Dataset items
'''
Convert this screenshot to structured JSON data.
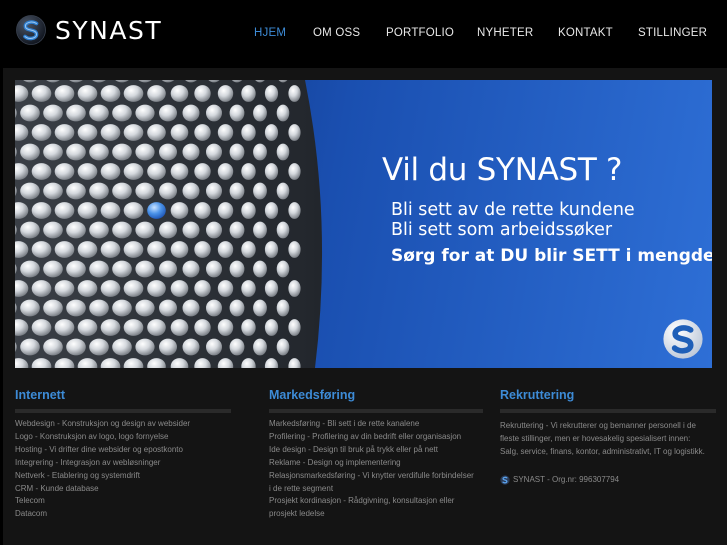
{
  "brand": {
    "name": "SYNAST"
  },
  "nav": [
    {
      "label": "HJEM",
      "active": true
    },
    {
      "label": "OM OSS"
    },
    {
      "label": "PORTFOLIO"
    },
    {
      "label": "NYHETER"
    },
    {
      "label": "KONTAKT"
    },
    {
      "label": "STILLINGER"
    }
  ],
  "banner": {
    "headline": "Vil du SYNAST ?",
    "line1": "Bli sett av de rette kundene",
    "line2": "Bli sett som arbeidssøker",
    "line3": "Sørg for at DU blir SETT i mengden!"
  },
  "columns": {
    "internett": {
      "title": "Internett",
      "items": [
        "Webdesign - Konstruksjon og design av websider",
        "Logo - Konstruksjon av logo, logo fornyelse",
        "Hosting - Vi drifter dine websider og epostkonto",
        "Integrering - Integrasjon av webløsninger",
        "Nettverk - Etablering og systemdrift",
        "CRM - Kunde database",
        "Telecom",
        "Datacom"
      ]
    },
    "markedsforing": {
      "title": "Markedsføring",
      "items": [
        "Markedsføring - Bli sett i de rette kanalene",
        "Profilering - Profilering av din bedrift eller organisasjon",
        "Ide design - Design til bruk på trykk eller på nett",
        "Reklame - Design og implementering",
        "Relasjonsmarkedsføring - Vi knytter verdifulle forbindelser",
        "i de rette segment",
        "Prosjekt kordinasjon - Rådgivning, konsultasjon eller",
        "prosjekt ledelse"
      ]
    },
    "rekruttering": {
      "title": "Rekruttering",
      "items": [
        "Rekruttering - Vi rekrutterer og bemanner personell i de",
        "fleste stillinger, men er hovesakelig spesialisert innen:",
        "Salg, service, finans, kontor, administrativt, IT og logistikk."
      ],
      "org": "SYNAST - Org.nr: 996307794"
    }
  },
  "colors": {
    "accent": "#3d8bd6",
    "background": "#000000",
    "panel": "#141414"
  }
}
'''
_REQUIRED TASK_
Look through the records and gather each line with the word "eller".

_ANSWER TO THIS TASK_
        "Profilering - Profilering av din bedrift eller organisasjon",
        "Ide design - Design til bruk på trykk eller på nett",
        "Prosjekt kordinasjon - Rådgivning, konsultasjon eller",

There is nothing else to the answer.